*SUPPLIED MATERIAL:*
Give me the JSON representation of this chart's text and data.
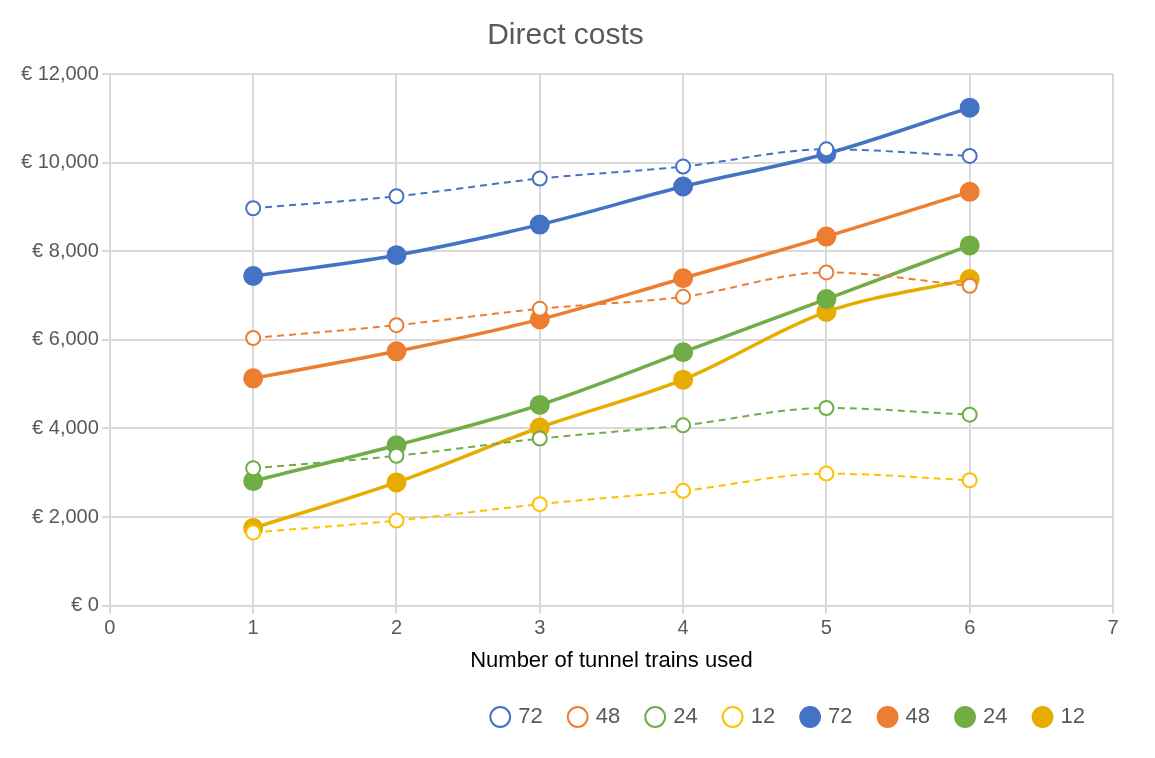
{
  "chart_data": {
    "type": "line",
    "title": "Direct costs",
    "xlabel": "Number of tunnel trains used",
    "x": [
      1,
      2,
      3,
      4,
      5,
      6
    ],
    "xlim": [
      0,
      7
    ],
    "xticks": [
      0,
      1,
      2,
      3,
      4,
      5,
      6,
      7
    ],
    "ylim": [
      0,
      12000
    ],
    "yticks": [
      {
        "value": 0,
        "label": "€ 0"
      },
      {
        "value": 2000,
        "label": "€ 2,000"
      },
      {
        "value": 4000,
        "label": "€ 4,000"
      },
      {
        "value": 6000,
        "label": "€ 6,000"
      },
      {
        "value": 8000,
        "label": "€ 8,000"
      },
      {
        "value": 10000,
        "label": "€ 10,000"
      },
      {
        "value": 12000,
        "label": "€ 12,000"
      }
    ],
    "grid": true,
    "legend": "bottom",
    "marker": "circle",
    "series": [
      {
        "name": "72",
        "color": "#4472c4",
        "line_style": "dashed",
        "values": [
          8970,
          9240,
          9640,
          9910,
          10300,
          10150
        ]
      },
      {
        "name": "48",
        "color": "#ed7d31",
        "line_style": "dashed",
        "values": [
          6040,
          6330,
          6700,
          6970,
          7520,
          7220
        ]
      },
      {
        "name": "24",
        "color": "#70ad47",
        "line_style": "dashed",
        "values": [
          3100,
          3380,
          3770,
          4070,
          4460,
          4310
        ]
      },
      {
        "name": "12",
        "color": "#ffc000",
        "line_style": "dashed",
        "values": [
          1650,
          1920,
          2290,
          2590,
          2980,
          2830
        ]
      },
      {
        "name": "72",
        "color": "#4472c4",
        "line_style": "solid",
        "values": [
          7440,
          7910,
          8600,
          9460,
          10200,
          11240
        ]
      },
      {
        "name": "48",
        "color": "#ed7d31",
        "line_style": "solid",
        "values": [
          5130,
          5740,
          6460,
          7390,
          8330,
          9340
        ]
      },
      {
        "name": "24",
        "color": "#70ad47",
        "line_style": "solid",
        "values": [
          2810,
          3620,
          4530,
          5720,
          6920,
          8130
        ]
      },
      {
        "name": "12",
        "color": "#e6ac00",
        "line_style": "solid",
        "values": [
          1750,
          2780,
          4020,
          5100,
          6630,
          7370
        ]
      }
    ]
  }
}
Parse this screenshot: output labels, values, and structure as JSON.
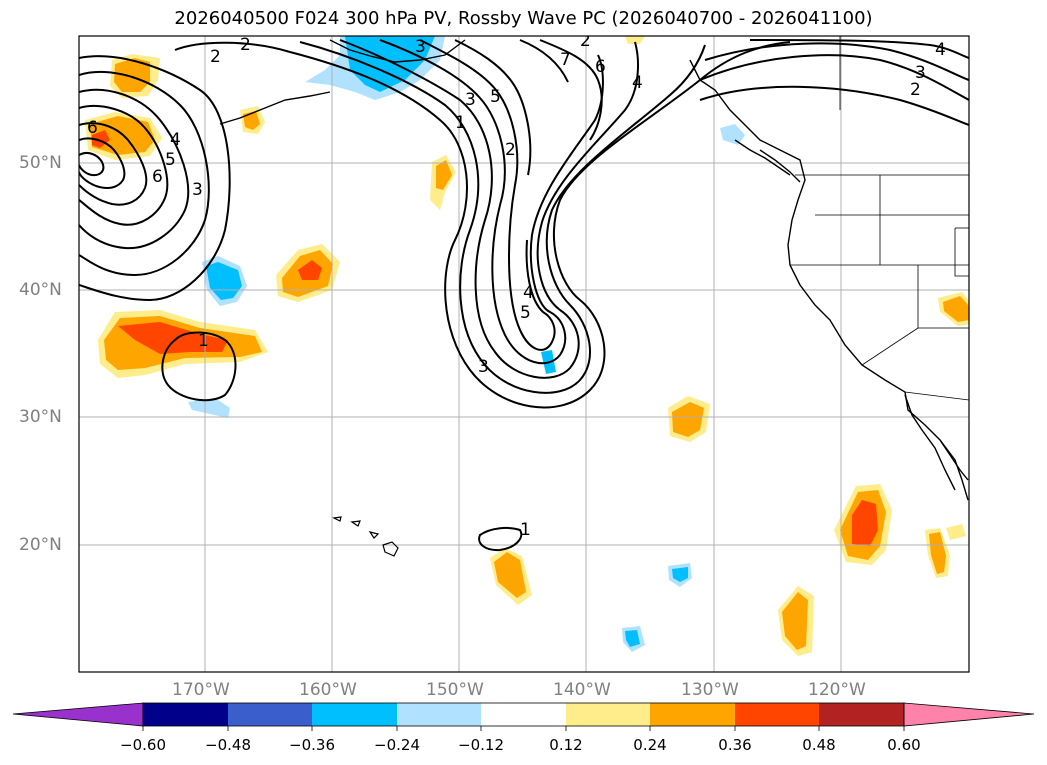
{
  "title": "2026040500 F024 300 hPa PV, Rossby Wave PC (2026040700 - 2026041100)",
  "map": {
    "lat_labels": [
      "50°N",
      "40°N",
      "30°N",
      "20°N"
    ],
    "lon_labels": [
      "170°W",
      "160°W",
      "150°W",
      "140°W",
      "130°W",
      "120°W"
    ],
    "contour_labels": [
      "2",
      "6",
      "3",
      "2",
      "4",
      "5",
      "6",
      "3",
      "2",
      "1",
      "2",
      "3",
      "5",
      "4",
      "7",
      "6",
      "1",
      "4",
      "5",
      "3",
      "1",
      "3",
      "2",
      "4"
    ]
  },
  "colorbar": {
    "ticks": [
      "−0.60",
      "−0.48",
      "−0.36",
      "−0.24",
      "−0.12",
      "0.12",
      "0.24",
      "0.36",
      "0.48",
      "0.60"
    ],
    "colors": [
      "#9932cc",
      "#00008b",
      "#3a5fcd",
      "#00bfff",
      "#b0e2ff",
      "#ffffff",
      "#ffec8b",
      "#ffa500",
      "#ff4500",
      "#b22222",
      "#ff82ab"
    ]
  },
  "colors": {
    "positive_light": "#ffec8b",
    "positive_mid": "#ffa500",
    "positive_strong": "#ff4500",
    "negative_light": "#b0e2ff",
    "negative_mid": "#00bfff",
    "contour": "#000000",
    "grid": "#b0b0b0"
  }
}
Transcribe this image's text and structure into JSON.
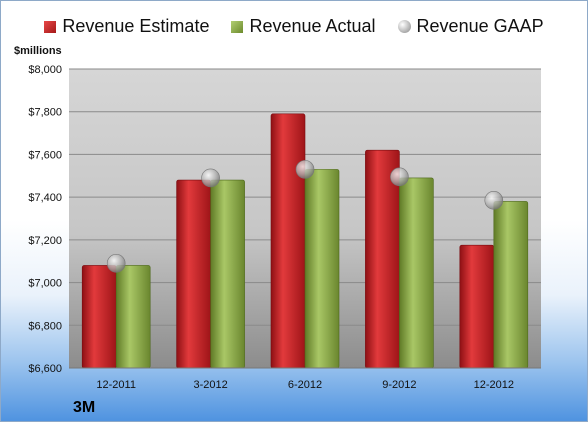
{
  "legend": {
    "estimate": "Revenue Estimate",
    "actual": "Revenue Actual",
    "gaap": "Revenue GAAP"
  },
  "unit_label": "$millions",
  "company": "3M",
  "colors": {
    "estimate": "#c0191e",
    "actual": "#8fad4a",
    "gaap": "#b8b8b8"
  },
  "chart_data": {
    "type": "bar",
    "categories": [
      "12-2011",
      "3-2012",
      "6-2012",
      "9-2012",
      "12-2012"
    ],
    "series": [
      {
        "name": "Revenue Estimate",
        "values": [
          7080,
          7480,
          7790,
          7620,
          7175
        ]
      },
      {
        "name": "Revenue Actual",
        "values": [
          7080,
          7480,
          7530,
          7490,
          7380
        ]
      },
      {
        "name": "Revenue GAAP",
        "values": [
          7090,
          7490,
          7530,
          7495,
          7385
        ]
      }
    ],
    "ylabel": "$millions",
    "ylim": [
      6600,
      8000
    ],
    "yticks": [
      "$6,600",
      "$6,800",
      "$7,000",
      "$7,200",
      "$7,400",
      "$7,600",
      "$7,800",
      "$8,000"
    ],
    "ytick_values": [
      6600,
      6800,
      7000,
      7200,
      7400,
      7600,
      7800,
      8000
    ],
    "grid": true,
    "legend_position": "top"
  }
}
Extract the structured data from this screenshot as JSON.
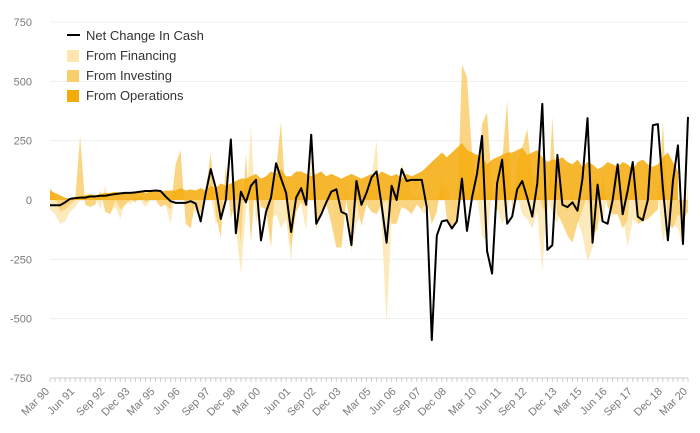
{
  "chart_data": {
    "type": "area",
    "x_ticks": [
      "Mar 90",
      "Jun 91",
      "Sep 92",
      "Dec 93",
      "Mar 95",
      "Jun 96",
      "Sep 97",
      "Dec 98",
      "Mar 00",
      "Jun 01",
      "Sep 02",
      "Dec 03",
      "Mar 05",
      "Jun 06",
      "Sep 07",
      "Dec 08",
      "Mar 10",
      "Jun 11",
      "Sep 12",
      "Dec 13",
      "Mar 15",
      "Jun 16",
      "Sep 17",
      "Dec 18",
      "Mar 20"
    ],
    "y_ticks": [
      750,
      500,
      250,
      0,
      -250,
      -500,
      -750
    ],
    "ylim": [
      -750,
      750
    ],
    "x_start": "Mar 90",
    "x_end": "Jun 20",
    "frequency": "quarterly",
    "legend": {
      "net_change": "Net Change In Cash",
      "financing": "From Financing",
      "investing": "From Investing",
      "operations": "From Operations"
    },
    "colors": {
      "net_change": "#000000",
      "financing": "#fde6b0",
      "investing": "#f9cf6e",
      "operations": "#f4aa0a"
    },
    "series": [
      {
        "name": "Net Change In Cash",
        "values": [
          -22,
          -22,
          -22,
          -10,
          5,
          8,
          10,
          10,
          15,
          15,
          18,
          18,
          22,
          25,
          28,
          30,
          30,
          32,
          35,
          38,
          38,
          40,
          38,
          15,
          -5,
          -12,
          -12,
          -12,
          -5,
          -15,
          -90,
          30,
          130,
          50,
          -80,
          0,
          255,
          -140,
          35,
          -10,
          60,
          85,
          -170,
          -50,
          10,
          155,
          90,
          30,
          -135,
          10,
          50,
          -20,
          275,
          -100,
          -60,
          -10,
          35,
          45,
          -50,
          -60,
          -190,
          80,
          -20,
          30,
          95,
          120,
          -20,
          -180,
          60,
          0,
          130,
          80,
          85,
          85,
          85,
          -30,
          -590,
          -150,
          -90,
          -85,
          -120,
          -90,
          90,
          -130,
          10,
          110,
          270,
          -215,
          -310,
          70,
          170,
          -100,
          -70,
          45,
          80,
          10,
          -70,
          70,
          405,
          -210,
          -190,
          190,
          -20,
          -30,
          -10,
          -45,
          90,
          345,
          -180,
          65,
          -90,
          -100,
          0,
          150,
          -60,
          40,
          160,
          -70,
          -85,
          0,
          315,
          320,
          50,
          -170,
          80,
          230,
          -185,
          350
        ]
      },
      {
        "name": "From Financing",
        "values": [
          -40,
          -60,
          -100,
          -90,
          -50,
          -30,
          0,
          10,
          -20,
          20,
          -40,
          60,
          -50,
          -30,
          -80,
          0,
          -20,
          20,
          0,
          -30,
          0,
          20,
          -20,
          -20,
          -100,
          30,
          60,
          -40,
          0,
          -60,
          -20,
          40,
          20,
          -100,
          -80,
          0,
          10,
          -120,
          -310,
          -50,
          320,
          -100,
          -20,
          -30,
          -80,
          -60,
          -120,
          -80,
          -260,
          80,
          -20,
          -130,
          200,
          -40,
          -60,
          -20,
          40,
          -160,
          -60,
          80,
          -220,
          -100,
          -60,
          30,
          100,
          250,
          -100,
          -520,
          -80,
          -20,
          150,
          100,
          20,
          10,
          -50,
          -60,
          10,
          -20,
          40,
          70,
          -40,
          -80,
          40,
          100,
          120,
          30,
          -150,
          -180,
          40,
          -30,
          -100,
          -60,
          60,
          20,
          -60,
          -80,
          -120,
          -50,
          -300,
          20,
          -60,
          -100,
          60,
          -60,
          40,
          -80,
          -150,
          -260,
          -200,
          -100,
          -80,
          20,
          -80,
          40,
          -60,
          -200,
          -80,
          -100,
          -80,
          -20,
          -60,
          40,
          -180,
          -80,
          -100,
          -120,
          -200,
          80
        ]
      },
      {
        "name": "From Investing",
        "values": [
          50,
          20,
          -50,
          -40,
          -20,
          0,
          270,
          -20,
          -30,
          -20,
          40,
          -50,
          -60,
          0,
          -40,
          -20,
          0,
          -10,
          20,
          -10,
          0,
          0,
          -30,
          -20,
          -40,
          150,
          210,
          -100,
          -120,
          0,
          -60,
          40,
          200,
          -60,
          -160,
          150,
          -80,
          0,
          -180,
          200,
          -180,
          100,
          -30,
          -40,
          -200,
          130,
          330,
          -30,
          -200,
          -50,
          -10,
          -30,
          100,
          -120,
          -50,
          -20,
          -100,
          -200,
          -200,
          0,
          -150,
          0,
          -110,
          -20,
          -50,
          -60,
          -20,
          0,
          -100,
          -100,
          -30,
          -40,
          -60,
          -20,
          -40,
          0,
          -100,
          -50,
          100,
          -80,
          -120,
          -100,
          570,
          520,
          200,
          -10,
          320,
          370,
          50,
          -50,
          160,
          420,
          -50,
          150,
          220,
          300,
          110,
          30,
          -30,
          -70,
          350,
          -60,
          -100,
          -150,
          -180,
          -100,
          -40,
          20,
          -150,
          -120,
          100,
          -30,
          -60,
          -60,
          -120,
          -80,
          150,
          -100,
          -90,
          -80,
          -60,
          -40,
          330,
          -100,
          -120,
          -60,
          -80,
          -50
        ]
      },
      {
        "name": "From Operations",
        "values": [
          40,
          30,
          20,
          10,
          5,
          10,
          15,
          20,
          25,
          20,
          25,
          30,
          30,
          35,
          30,
          35,
          30,
          35,
          40,
          30,
          35,
          40,
          35,
          40,
          40,
          40,
          50,
          40,
          45,
          40,
          50,
          40,
          60,
          50,
          70,
          60,
          70,
          80,
          90,
          90,
          100,
          110,
          90,
          100,
          120,
          110,
          130,
          100,
          100,
          120,
          120,
          110,
          100,
          110,
          120,
          100,
          110,
          100,
          90,
          100,
          110,
          100,
          90,
          100,
          110,
          100,
          120,
          110,
          100,
          110,
          90,
          110,
          100,
          110,
          120,
          140,
          160,
          180,
          200,
          180,
          200,
          220,
          240,
          210,
          200,
          190,
          180,
          150,
          170,
          180,
          190,
          200,
          200,
          210,
          220,
          190,
          200,
          210,
          180,
          160,
          170,
          170,
          180,
          160,
          150,
          170,
          140,
          160,
          150,
          130,
          140,
          160,
          150,
          140,
          160,
          150,
          130,
          160,
          170,
          150,
          140,
          150,
          180,
          200,
          160,
          120
        ]
      }
    ]
  }
}
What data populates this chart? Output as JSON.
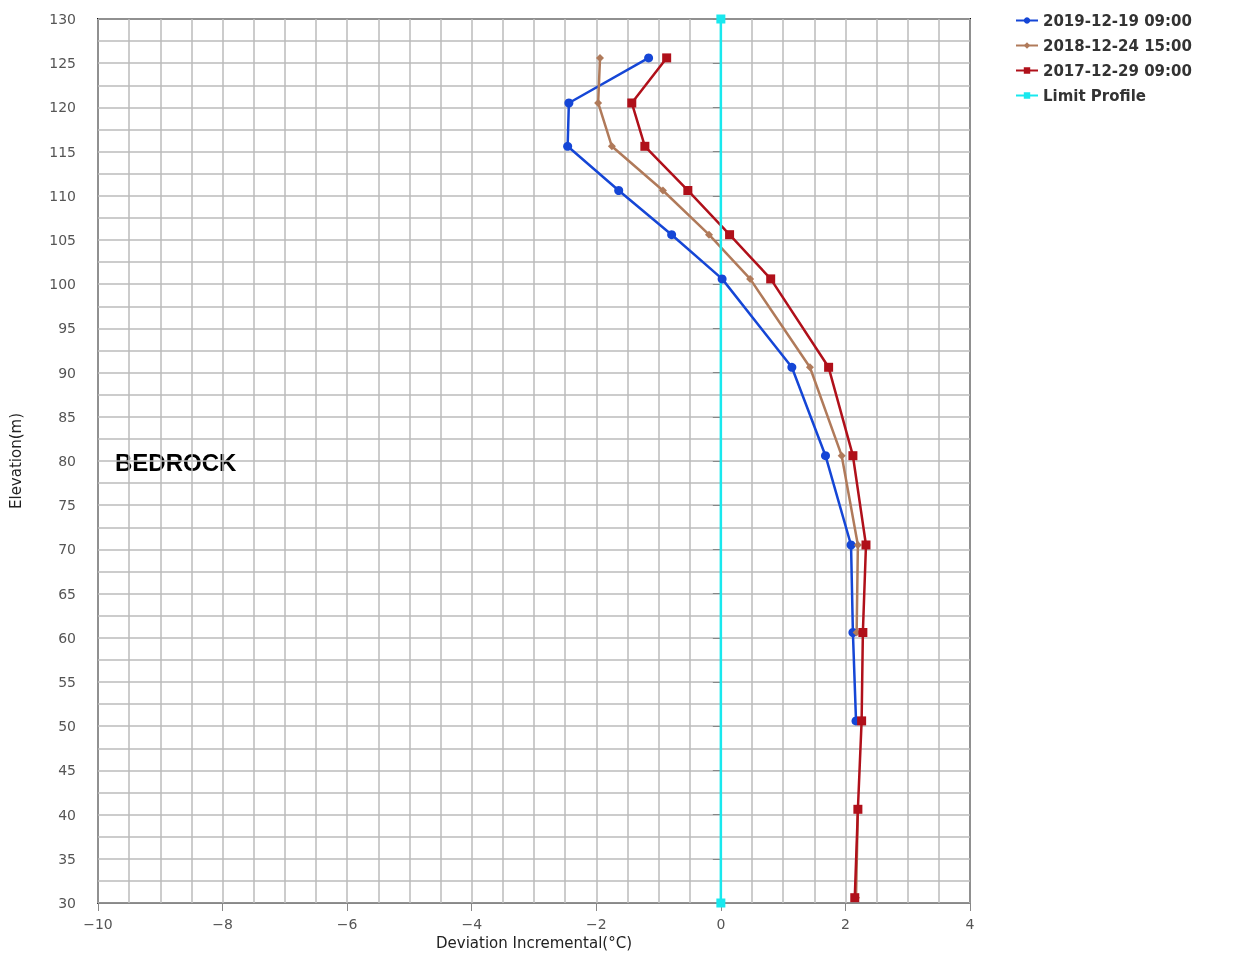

*STATED PROBLEM:* Select and copy every line of the material that holds the string "Revenue".

*TASK SOLUTION:*
    "estimate": "Revenue Estimate",
    "actual": "Revenue Actual",
    "gaap": "Revenue GAAP"
        "name": "Revenue Estimate",
        "name": "Revenue Actual",
        "name": "Revenue GAAP",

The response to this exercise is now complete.